■ Given request ■
Transcribe the data in full and exactly, omitting any pictures.

■ Material for this exercise ■

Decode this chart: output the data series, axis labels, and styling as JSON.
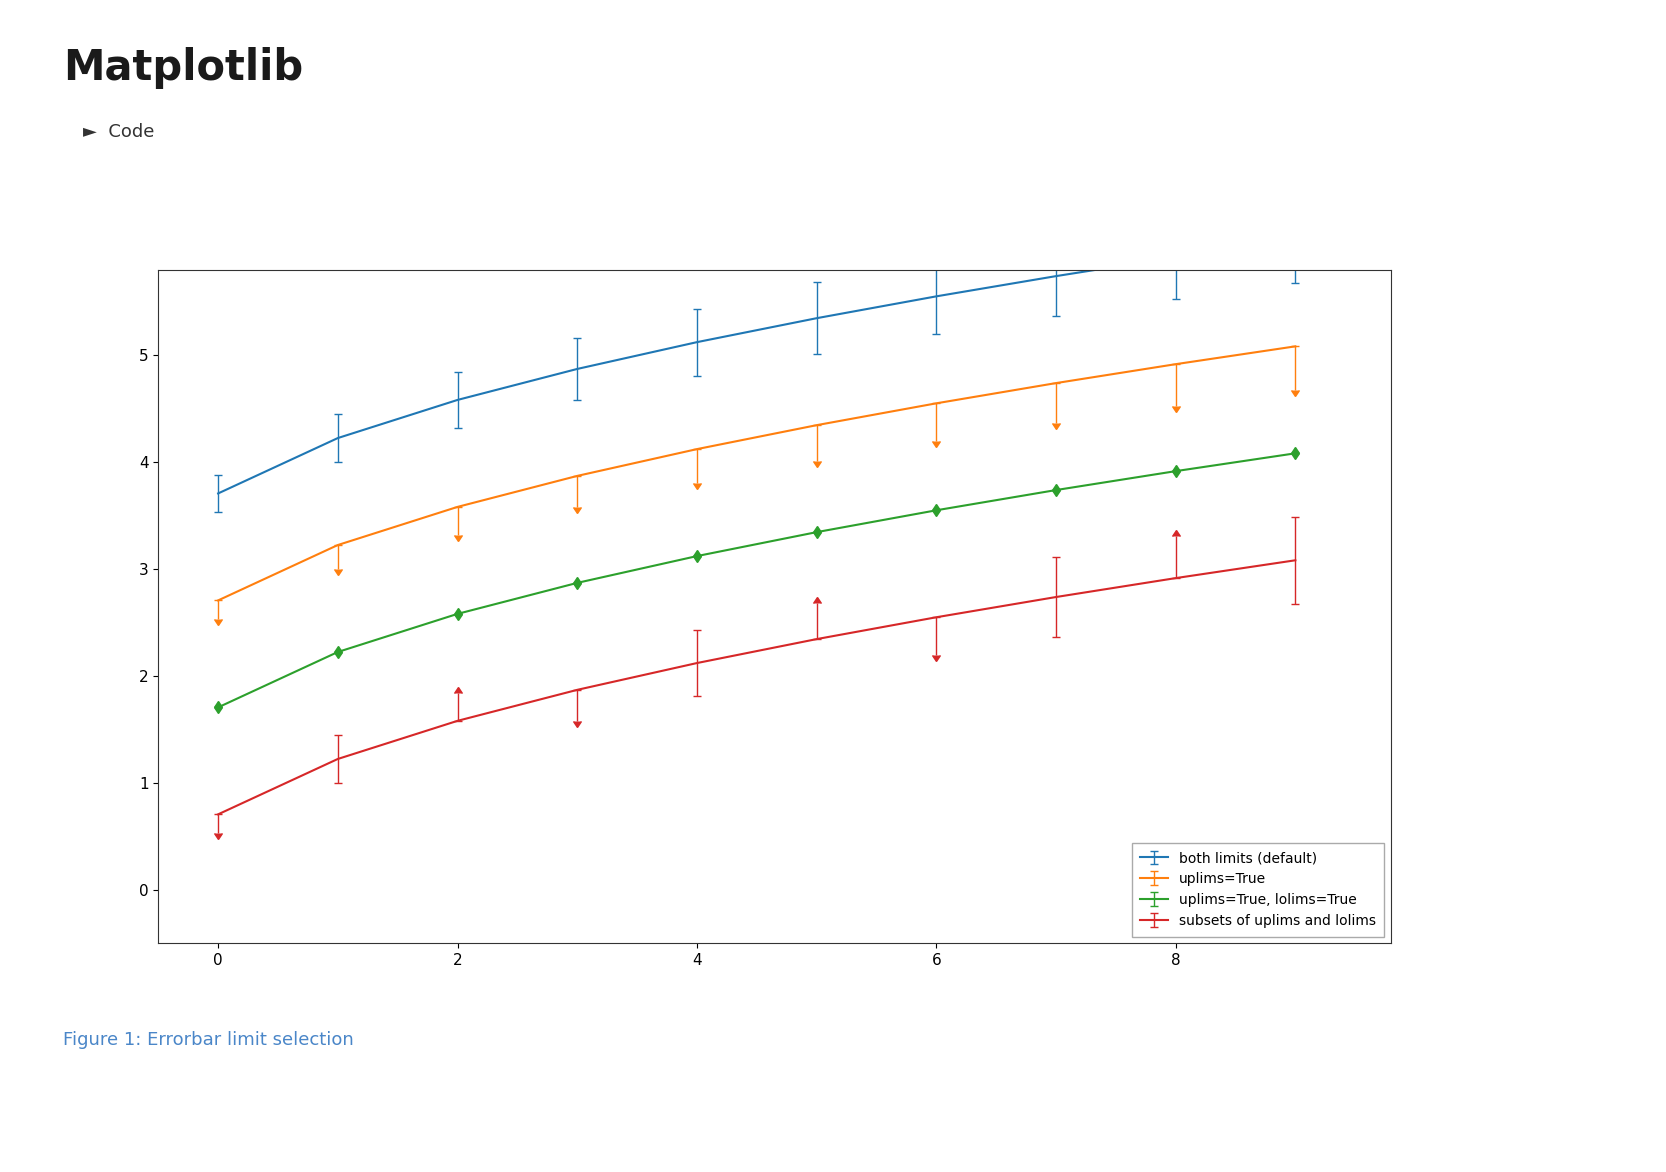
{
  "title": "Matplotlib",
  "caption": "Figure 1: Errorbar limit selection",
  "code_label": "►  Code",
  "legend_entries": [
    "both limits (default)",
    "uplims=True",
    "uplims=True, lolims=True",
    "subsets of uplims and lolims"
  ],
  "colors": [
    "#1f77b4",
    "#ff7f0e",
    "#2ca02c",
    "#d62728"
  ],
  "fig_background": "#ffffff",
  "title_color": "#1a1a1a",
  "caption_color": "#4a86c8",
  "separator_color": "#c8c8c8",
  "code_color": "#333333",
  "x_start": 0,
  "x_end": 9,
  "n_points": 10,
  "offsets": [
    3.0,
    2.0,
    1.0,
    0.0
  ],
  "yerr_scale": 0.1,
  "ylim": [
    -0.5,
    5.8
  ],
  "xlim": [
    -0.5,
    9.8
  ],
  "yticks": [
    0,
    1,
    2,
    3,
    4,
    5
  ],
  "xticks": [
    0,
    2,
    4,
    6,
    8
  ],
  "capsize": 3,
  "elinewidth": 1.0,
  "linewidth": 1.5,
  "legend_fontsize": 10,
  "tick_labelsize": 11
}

■ The solution ■
Decode this chart: output the data series, axis labels, and styling as JSON.
{
  "title": "Matplotlib",
  "caption": "Figure 1: Errorbar limit selection",
  "code_label": "►  Code",
  "legend_entries": [
    "both limits (default)",
    "uplims=True",
    "uplims=True, lolims=True",
    "subsets of uplims and lolims"
  ],
  "colors": [
    "#1f77b4",
    "#ff7f0e",
    "#2ca02c",
    "#d62728"
  ],
  "fig_background": "#ffffff",
  "title_color": "#1a1a1a",
  "caption_color": "#4a86c8",
  "separator_color": "#c8c8c8",
  "code_color": "#333333",
  "x_start": 0,
  "x_end": 9,
  "n_points": 10,
  "offsets": [
    3.0,
    2.0,
    1.0,
    0.0
  ],
  "yerr_scale": 0.1,
  "ylim": [
    -0.5,
    5.8
  ],
  "xlim": [
    -0.5,
    9.8
  ],
  "yticks": [
    0,
    1,
    2,
    3,
    4,
    5
  ],
  "xticks": [
    0,
    2,
    4,
    6,
    8
  ],
  "capsize": 3,
  "elinewidth": 1.0,
  "linewidth": 1.5,
  "legend_fontsize": 10,
  "tick_labelsize": 11
}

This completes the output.